__Exercise requirements__:
Using the data below, gather each line that includes the word "after".

__Listing__:
════

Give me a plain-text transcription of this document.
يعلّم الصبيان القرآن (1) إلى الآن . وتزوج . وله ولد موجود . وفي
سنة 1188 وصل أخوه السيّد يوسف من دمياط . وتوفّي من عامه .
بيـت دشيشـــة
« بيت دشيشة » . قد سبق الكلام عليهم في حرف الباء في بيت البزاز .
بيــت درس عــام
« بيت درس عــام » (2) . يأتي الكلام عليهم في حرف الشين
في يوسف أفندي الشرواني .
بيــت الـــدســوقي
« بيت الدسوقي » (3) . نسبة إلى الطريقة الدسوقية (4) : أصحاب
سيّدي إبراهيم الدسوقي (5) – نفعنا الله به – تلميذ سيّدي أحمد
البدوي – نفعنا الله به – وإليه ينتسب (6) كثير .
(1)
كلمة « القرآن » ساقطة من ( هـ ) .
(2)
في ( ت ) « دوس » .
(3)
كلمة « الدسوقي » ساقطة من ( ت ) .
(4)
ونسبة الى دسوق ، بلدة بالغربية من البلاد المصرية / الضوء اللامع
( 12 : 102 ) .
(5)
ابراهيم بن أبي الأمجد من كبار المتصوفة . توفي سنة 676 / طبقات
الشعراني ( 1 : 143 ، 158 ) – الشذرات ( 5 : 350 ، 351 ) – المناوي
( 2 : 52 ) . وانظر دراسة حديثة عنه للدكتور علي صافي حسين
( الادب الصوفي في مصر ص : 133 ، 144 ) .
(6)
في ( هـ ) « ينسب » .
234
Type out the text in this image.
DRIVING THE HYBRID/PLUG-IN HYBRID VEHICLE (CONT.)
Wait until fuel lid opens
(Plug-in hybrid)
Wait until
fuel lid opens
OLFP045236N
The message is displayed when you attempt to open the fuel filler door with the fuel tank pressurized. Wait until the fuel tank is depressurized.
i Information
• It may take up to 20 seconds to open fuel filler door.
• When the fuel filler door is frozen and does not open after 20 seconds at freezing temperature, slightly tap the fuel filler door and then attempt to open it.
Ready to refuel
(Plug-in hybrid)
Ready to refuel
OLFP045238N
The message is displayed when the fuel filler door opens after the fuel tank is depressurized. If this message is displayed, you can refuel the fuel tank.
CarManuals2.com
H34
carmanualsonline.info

════

__Solution__:
• When the fuel filler door is frozen and does not open after 20 seconds at freezing temperature, slightly tap the fuel filler door and then attempt to open it.
The message is displayed when the fuel filler door opens after the fuel tank is depressurized. If this message is displayed, you can refuel the fuel tank.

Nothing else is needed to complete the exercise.